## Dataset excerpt
(begin)
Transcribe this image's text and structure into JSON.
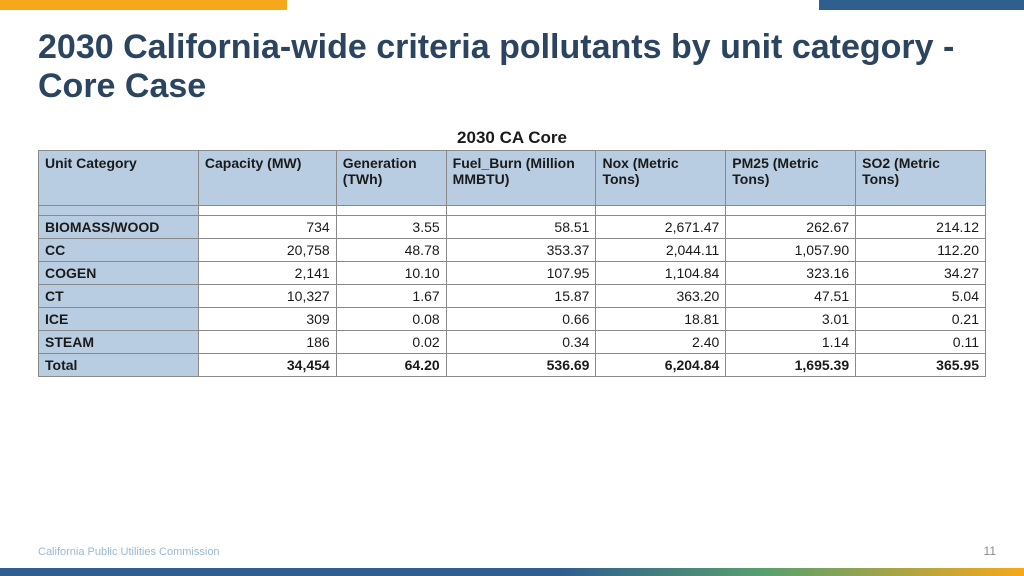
{
  "title": "2030 California-wide criteria pollutants by unit category - Core Case",
  "table": {
    "caption": "2030 CA Core",
    "columns": [
      "Unit Category",
      "Capacity (MW)",
      "Generation (TWh)",
      "Fuel_Burn (Million MMBTU)",
      "Nox (Metric Tons)",
      "PM25 (Metric Tons)",
      "SO2 (Metric Tons)"
    ],
    "rows": [
      [
        "BIOMASS/WOOD",
        "734",
        "3.55",
        "58.51",
        "2,671.47",
        "262.67",
        "214.12"
      ],
      [
        "CC",
        "20,758",
        "48.78",
        "353.37",
        "2,044.11",
        "1,057.90",
        "112.20"
      ],
      [
        "COGEN",
        "2,141",
        "10.10",
        "107.95",
        "1,104.84",
        "323.16",
        "34.27"
      ],
      [
        "CT",
        "10,327",
        "1.67",
        "15.87",
        "363.20",
        "47.51",
        "5.04"
      ],
      [
        "ICE",
        "309",
        "0.08",
        "0.66",
        "18.81",
        "3.01",
        "0.21"
      ],
      [
        "STEAM",
        "186",
        "0.02",
        "0.34",
        "2.40",
        "1.14",
        "0.11"
      ]
    ],
    "total": [
      "Total",
      "34,454",
      "64.20",
      "536.69",
      "6,204.84",
      "1,695.39",
      "365.95"
    ]
  },
  "footer": {
    "org": "California Public Utilities Commission",
    "page": "11"
  },
  "style": {
    "title_color": "#2b4560",
    "header_bg": "#b8cde2",
    "accent_orange": "#f6a81c",
    "accent_blue": "#2f5f8f",
    "accent_green": "#5aa06e"
  }
}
(end)
Repeat each entry above word for word, leaving every picture out.

Transcribe this image's text and structure into JSON.
{
  "title": "2030 California-wide criteria pollutants by unit category - Core Case",
  "table": {
    "caption": "2030 CA Core",
    "columns": [
      "Unit Category",
      "Capacity (MW)",
      "Generation (TWh)",
      "Fuel_Burn (Million MMBTU)",
      "Nox (Metric Tons)",
      "PM25 (Metric Tons)",
      "SO2 (Metric Tons)"
    ],
    "rows": [
      [
        "BIOMASS/WOOD",
        "734",
        "3.55",
        "58.51",
        "2,671.47",
        "262.67",
        "214.12"
      ],
      [
        "CC",
        "20,758",
        "48.78",
        "353.37",
        "2,044.11",
        "1,057.90",
        "112.20"
      ],
      [
        "COGEN",
        "2,141",
        "10.10",
        "107.95",
        "1,104.84",
        "323.16",
        "34.27"
      ],
      [
        "CT",
        "10,327",
        "1.67",
        "15.87",
        "363.20",
        "47.51",
        "5.04"
      ],
      [
        "ICE",
        "309",
        "0.08",
        "0.66",
        "18.81",
        "3.01",
        "0.21"
      ],
      [
        "STEAM",
        "186",
        "0.02",
        "0.34",
        "2.40",
        "1.14",
        "0.11"
      ]
    ],
    "total": [
      "Total",
      "34,454",
      "64.20",
      "536.69",
      "6,204.84",
      "1,695.39",
      "365.95"
    ]
  },
  "footer": {
    "org": "California Public Utilities Commission",
    "page": "11"
  },
  "style": {
    "title_color": "#2b4560",
    "header_bg": "#b8cde2",
    "accent_orange": "#f6a81c",
    "accent_blue": "#2f5f8f",
    "accent_green": "#5aa06e"
  }
}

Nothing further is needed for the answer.